- Task -
Search the data below for the string "values". Extract every line that contains it.

- Figure contents as structured data -
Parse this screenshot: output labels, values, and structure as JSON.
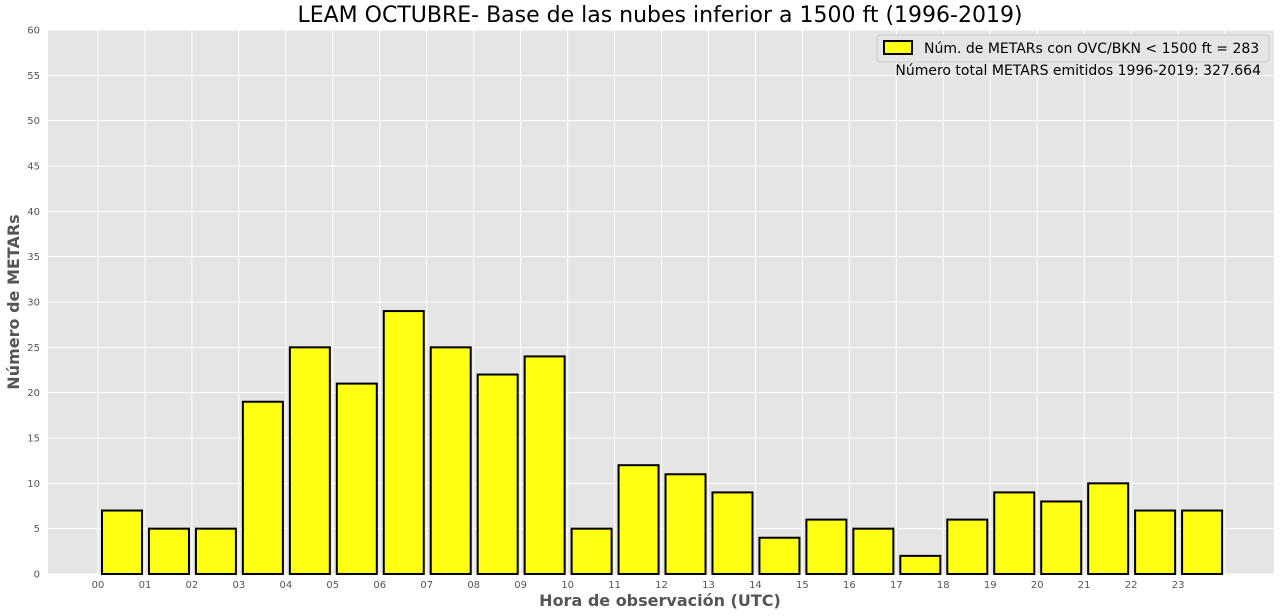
{
  "chart_data": {
    "type": "bar",
    "title": "LEAM OCTUBRE- Base de las nubes inferior a 1500 ft (1996-2019)",
    "xlabel": "Hora de observación (UTC)",
    "ylabel": "Número de METARs",
    "categories": [
      "00",
      "01",
      "02",
      "03",
      "04",
      "05",
      "06",
      "07",
      "08",
      "09",
      "10",
      "11",
      "12",
      "13",
      "14",
      "15",
      "16",
      "17",
      "18",
      "19",
      "20",
      "21",
      "22",
      "23"
    ],
    "values": [
      7,
      5,
      5,
      19,
      25,
      21,
      29,
      25,
      22,
      24,
      5,
      12,
      11,
      9,
      4,
      6,
      5,
      2,
      6,
      9,
      8,
      10,
      7,
      7
    ],
    "ylim": [
      0,
      60
    ],
    "yticks": [
      "0",
      "5",
      "10",
      "15",
      "20",
      "25",
      "30",
      "35",
      "40",
      "45",
      "50",
      "55",
      "60"
    ],
    "grid": true,
    "legend": {
      "placement": "top-right",
      "series_label": "Núm. de METARs con OVC/BKN < 1500 ft = 283",
      "note": "Número total METARS emitidos 1996-2019: 327.664"
    },
    "colors": {
      "bar_fill": "#ffff14",
      "bar_edge": "#000000",
      "plot_background": "#e5e5e5",
      "grid": "#ffffff"
    }
  }
}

- Written solution -
Parse this screenshot: output labels, values, and structure as JSON.
    "values": [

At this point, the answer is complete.